BEGIN Data entries
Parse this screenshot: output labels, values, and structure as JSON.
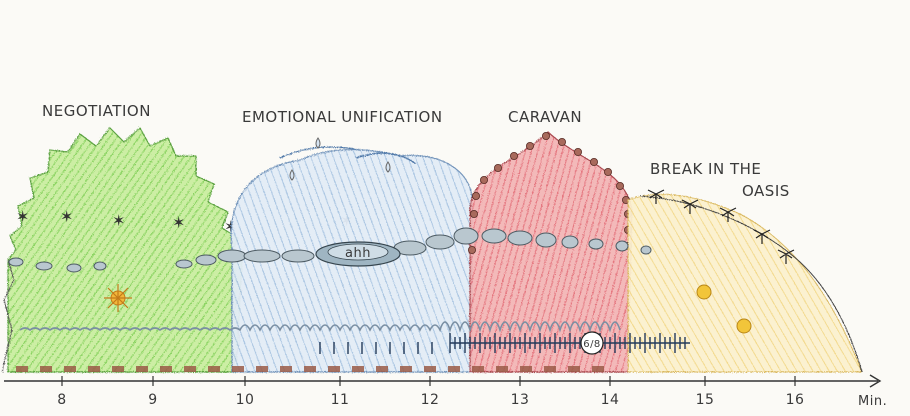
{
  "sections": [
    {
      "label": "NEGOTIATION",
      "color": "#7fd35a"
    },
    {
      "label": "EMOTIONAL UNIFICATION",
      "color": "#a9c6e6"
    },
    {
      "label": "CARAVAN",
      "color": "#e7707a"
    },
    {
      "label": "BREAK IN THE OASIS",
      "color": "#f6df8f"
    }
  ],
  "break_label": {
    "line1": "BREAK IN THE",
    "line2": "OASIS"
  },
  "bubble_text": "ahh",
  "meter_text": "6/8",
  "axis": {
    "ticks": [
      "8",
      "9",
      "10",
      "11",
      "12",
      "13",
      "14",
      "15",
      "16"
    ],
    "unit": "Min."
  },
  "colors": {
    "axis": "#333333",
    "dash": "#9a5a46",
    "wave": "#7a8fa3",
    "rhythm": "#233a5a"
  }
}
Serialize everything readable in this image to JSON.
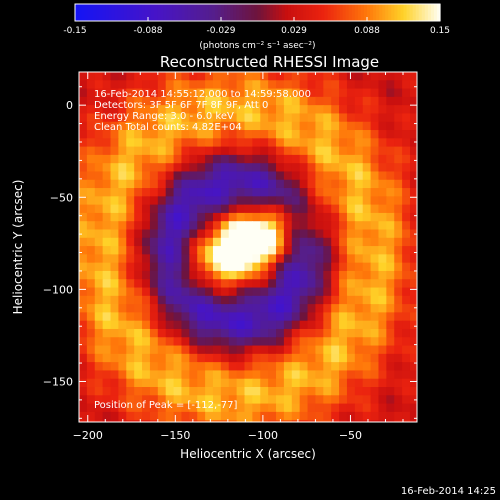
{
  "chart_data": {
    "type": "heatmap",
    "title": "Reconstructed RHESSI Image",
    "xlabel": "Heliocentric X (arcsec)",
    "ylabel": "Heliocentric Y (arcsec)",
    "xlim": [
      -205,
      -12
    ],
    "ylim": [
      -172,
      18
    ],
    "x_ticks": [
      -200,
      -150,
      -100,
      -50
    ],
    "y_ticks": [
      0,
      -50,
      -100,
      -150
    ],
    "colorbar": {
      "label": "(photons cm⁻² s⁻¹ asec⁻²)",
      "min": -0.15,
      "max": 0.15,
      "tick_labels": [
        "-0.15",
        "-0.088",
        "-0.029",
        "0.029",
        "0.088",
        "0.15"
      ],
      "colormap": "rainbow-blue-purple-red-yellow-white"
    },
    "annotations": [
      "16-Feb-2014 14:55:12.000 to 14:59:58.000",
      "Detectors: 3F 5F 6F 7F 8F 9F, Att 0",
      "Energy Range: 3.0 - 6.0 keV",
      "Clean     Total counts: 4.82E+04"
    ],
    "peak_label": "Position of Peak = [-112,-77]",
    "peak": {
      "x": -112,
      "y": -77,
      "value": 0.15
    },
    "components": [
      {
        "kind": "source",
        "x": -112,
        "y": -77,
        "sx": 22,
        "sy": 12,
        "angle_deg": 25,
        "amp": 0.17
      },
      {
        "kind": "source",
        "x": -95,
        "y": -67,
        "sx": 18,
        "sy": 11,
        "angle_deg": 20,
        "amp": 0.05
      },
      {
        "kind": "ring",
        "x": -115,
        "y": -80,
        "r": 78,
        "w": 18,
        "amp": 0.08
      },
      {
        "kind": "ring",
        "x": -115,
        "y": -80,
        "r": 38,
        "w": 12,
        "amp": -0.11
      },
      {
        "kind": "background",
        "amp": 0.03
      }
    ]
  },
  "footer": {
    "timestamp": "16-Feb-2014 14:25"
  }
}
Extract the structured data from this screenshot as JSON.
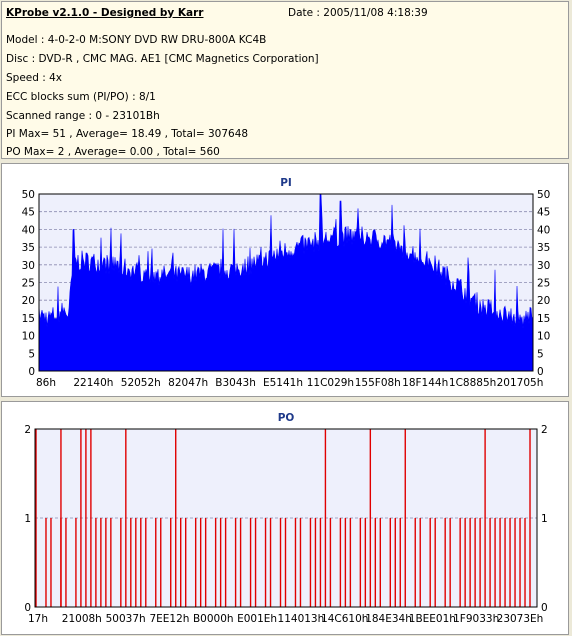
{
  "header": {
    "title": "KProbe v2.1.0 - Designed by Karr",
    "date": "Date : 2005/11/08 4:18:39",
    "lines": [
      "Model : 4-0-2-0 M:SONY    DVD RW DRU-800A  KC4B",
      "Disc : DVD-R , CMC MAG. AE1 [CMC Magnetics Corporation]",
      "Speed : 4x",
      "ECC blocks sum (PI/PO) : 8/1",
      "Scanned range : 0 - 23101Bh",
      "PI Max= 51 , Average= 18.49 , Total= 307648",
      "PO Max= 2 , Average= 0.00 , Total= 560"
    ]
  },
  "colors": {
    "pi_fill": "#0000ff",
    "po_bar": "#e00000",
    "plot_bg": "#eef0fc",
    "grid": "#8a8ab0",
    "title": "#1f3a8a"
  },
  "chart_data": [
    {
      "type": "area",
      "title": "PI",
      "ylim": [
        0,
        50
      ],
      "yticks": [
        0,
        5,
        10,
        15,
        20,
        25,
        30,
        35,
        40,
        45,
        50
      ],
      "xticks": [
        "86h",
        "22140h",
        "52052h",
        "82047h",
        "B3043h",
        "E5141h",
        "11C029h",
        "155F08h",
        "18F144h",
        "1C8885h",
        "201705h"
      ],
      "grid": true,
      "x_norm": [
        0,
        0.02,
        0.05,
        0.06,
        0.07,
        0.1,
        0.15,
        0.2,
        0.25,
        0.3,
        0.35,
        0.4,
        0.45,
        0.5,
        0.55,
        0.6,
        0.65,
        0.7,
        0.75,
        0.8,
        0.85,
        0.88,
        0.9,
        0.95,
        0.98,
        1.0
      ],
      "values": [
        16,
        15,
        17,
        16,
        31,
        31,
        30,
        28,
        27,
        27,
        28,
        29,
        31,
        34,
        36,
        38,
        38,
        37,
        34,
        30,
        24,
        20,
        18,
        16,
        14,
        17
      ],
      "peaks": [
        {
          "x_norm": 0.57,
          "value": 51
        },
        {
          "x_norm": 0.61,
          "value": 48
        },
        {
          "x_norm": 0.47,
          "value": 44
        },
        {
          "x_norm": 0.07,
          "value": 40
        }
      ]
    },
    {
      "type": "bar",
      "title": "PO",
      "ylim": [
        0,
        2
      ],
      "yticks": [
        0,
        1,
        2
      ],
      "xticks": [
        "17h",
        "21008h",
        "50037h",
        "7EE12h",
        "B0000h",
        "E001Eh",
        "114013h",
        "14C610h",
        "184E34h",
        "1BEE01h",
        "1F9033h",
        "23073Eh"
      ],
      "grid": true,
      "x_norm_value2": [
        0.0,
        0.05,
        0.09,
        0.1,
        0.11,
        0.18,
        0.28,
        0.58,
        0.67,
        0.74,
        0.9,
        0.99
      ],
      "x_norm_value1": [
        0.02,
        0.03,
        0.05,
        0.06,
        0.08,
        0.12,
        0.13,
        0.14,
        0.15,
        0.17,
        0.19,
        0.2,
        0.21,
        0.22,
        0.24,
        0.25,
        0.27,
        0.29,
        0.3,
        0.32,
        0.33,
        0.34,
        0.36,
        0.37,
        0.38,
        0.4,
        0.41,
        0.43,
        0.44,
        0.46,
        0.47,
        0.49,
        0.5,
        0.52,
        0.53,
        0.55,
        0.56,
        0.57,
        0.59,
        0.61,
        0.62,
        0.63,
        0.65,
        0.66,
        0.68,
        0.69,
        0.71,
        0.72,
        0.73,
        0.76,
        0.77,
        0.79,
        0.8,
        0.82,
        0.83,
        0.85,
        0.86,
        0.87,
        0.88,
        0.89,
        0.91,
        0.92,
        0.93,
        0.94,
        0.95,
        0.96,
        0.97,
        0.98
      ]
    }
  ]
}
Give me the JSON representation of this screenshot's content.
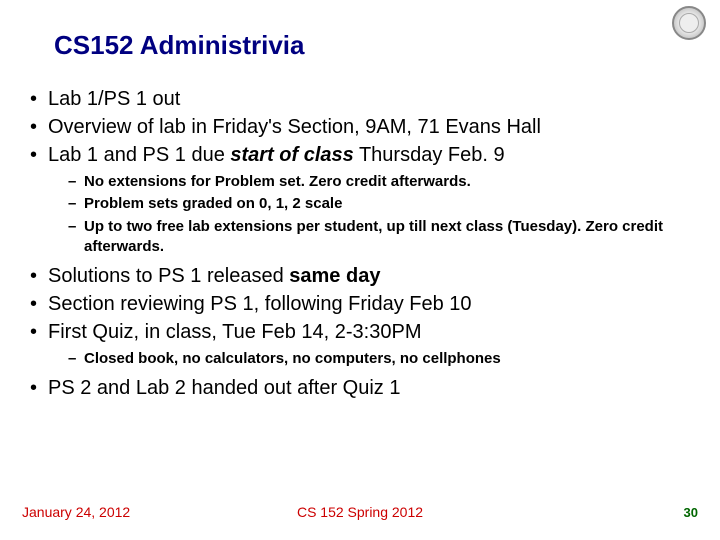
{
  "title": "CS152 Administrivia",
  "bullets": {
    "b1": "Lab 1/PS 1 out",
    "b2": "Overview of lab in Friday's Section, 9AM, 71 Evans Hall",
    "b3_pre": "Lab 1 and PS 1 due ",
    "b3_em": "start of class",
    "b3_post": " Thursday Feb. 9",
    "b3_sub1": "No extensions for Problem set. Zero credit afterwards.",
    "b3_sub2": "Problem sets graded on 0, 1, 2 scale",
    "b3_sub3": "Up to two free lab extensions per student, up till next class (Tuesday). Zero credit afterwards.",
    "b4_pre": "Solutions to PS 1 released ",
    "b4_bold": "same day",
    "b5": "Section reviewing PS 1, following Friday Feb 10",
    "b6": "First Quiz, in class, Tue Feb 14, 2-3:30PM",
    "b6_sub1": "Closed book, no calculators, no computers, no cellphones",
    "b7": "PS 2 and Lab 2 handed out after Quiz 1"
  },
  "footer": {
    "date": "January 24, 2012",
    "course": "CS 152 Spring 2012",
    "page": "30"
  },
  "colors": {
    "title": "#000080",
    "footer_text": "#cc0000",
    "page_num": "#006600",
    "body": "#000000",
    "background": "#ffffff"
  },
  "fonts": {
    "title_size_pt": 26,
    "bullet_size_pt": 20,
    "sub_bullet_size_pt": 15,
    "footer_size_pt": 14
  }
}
END Data entries
BEGIN Data entries
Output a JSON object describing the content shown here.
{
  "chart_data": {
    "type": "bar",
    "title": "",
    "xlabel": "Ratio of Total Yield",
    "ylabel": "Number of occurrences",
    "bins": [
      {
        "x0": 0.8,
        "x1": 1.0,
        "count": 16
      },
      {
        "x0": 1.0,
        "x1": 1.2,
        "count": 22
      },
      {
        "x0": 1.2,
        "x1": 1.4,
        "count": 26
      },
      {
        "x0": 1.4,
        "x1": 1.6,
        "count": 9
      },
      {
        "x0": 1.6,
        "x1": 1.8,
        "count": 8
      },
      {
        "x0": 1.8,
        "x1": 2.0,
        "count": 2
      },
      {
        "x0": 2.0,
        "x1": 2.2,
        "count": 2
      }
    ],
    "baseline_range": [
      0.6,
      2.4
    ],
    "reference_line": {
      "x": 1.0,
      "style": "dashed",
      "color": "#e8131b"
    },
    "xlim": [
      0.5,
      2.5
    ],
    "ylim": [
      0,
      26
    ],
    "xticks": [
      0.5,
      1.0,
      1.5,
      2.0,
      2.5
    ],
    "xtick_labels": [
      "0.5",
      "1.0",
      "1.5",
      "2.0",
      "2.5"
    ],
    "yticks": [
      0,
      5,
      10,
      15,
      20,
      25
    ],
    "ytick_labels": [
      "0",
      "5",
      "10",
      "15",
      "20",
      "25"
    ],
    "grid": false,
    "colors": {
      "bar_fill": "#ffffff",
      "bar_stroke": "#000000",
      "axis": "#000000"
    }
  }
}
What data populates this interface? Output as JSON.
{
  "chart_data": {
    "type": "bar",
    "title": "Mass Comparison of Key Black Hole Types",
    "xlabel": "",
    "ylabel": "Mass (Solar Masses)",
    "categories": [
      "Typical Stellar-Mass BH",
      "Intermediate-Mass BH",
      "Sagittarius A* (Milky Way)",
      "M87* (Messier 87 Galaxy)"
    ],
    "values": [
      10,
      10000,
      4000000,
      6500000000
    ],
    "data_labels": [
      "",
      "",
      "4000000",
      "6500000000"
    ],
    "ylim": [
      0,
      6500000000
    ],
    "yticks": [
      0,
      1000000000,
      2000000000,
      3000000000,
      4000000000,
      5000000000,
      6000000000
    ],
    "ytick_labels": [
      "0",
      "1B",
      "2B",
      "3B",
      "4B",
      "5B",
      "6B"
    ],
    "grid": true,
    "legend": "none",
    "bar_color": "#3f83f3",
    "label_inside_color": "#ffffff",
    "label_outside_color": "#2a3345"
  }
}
END Data entries
Of the lines above, copy each that contains "Problem".

    "b3_sub1": "No extensions for Problem set. Zero credit afterwards.",
    "b3_sub2": "Problem sets graded on 0, 1, 2 scale",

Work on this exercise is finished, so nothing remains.